* EXERCISE OBJECTIVE *
Compute the number of lines that include the string "justice", then output that number and nothing else.

* PROVIDED RECORDS *

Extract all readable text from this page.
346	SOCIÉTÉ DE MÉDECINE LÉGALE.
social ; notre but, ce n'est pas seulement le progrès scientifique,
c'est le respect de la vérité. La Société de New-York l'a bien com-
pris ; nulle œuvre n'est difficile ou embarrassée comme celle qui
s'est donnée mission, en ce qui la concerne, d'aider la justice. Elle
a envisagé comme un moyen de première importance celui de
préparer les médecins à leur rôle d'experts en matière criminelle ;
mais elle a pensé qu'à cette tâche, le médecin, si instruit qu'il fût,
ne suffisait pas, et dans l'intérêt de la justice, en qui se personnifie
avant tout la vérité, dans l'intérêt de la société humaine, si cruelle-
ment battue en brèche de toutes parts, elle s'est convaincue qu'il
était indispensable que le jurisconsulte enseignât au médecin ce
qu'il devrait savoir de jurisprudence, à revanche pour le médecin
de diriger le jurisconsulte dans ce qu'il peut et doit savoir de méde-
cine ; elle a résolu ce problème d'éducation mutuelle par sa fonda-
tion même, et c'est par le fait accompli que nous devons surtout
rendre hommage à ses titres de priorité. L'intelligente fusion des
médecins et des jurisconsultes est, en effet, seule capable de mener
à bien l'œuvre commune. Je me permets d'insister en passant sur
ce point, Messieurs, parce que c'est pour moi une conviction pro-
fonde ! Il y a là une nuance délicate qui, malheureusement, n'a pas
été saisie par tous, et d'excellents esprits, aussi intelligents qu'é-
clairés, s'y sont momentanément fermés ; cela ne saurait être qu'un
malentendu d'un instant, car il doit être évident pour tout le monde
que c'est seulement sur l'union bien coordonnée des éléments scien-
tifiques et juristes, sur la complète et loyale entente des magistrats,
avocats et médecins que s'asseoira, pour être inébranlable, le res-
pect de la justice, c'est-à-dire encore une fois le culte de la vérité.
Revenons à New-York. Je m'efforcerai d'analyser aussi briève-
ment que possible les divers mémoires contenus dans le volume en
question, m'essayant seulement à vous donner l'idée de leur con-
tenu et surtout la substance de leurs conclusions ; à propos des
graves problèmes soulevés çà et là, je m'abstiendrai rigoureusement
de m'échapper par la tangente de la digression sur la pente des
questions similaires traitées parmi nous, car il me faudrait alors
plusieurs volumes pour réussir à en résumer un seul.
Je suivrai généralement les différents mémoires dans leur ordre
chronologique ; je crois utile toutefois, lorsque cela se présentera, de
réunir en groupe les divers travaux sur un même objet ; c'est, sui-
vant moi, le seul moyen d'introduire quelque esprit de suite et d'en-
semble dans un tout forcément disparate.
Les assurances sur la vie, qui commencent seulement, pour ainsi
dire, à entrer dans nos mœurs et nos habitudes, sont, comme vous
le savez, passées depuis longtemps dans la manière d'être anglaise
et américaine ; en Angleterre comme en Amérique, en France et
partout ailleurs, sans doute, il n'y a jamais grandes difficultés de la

* EXERCISE OUTPUT *
3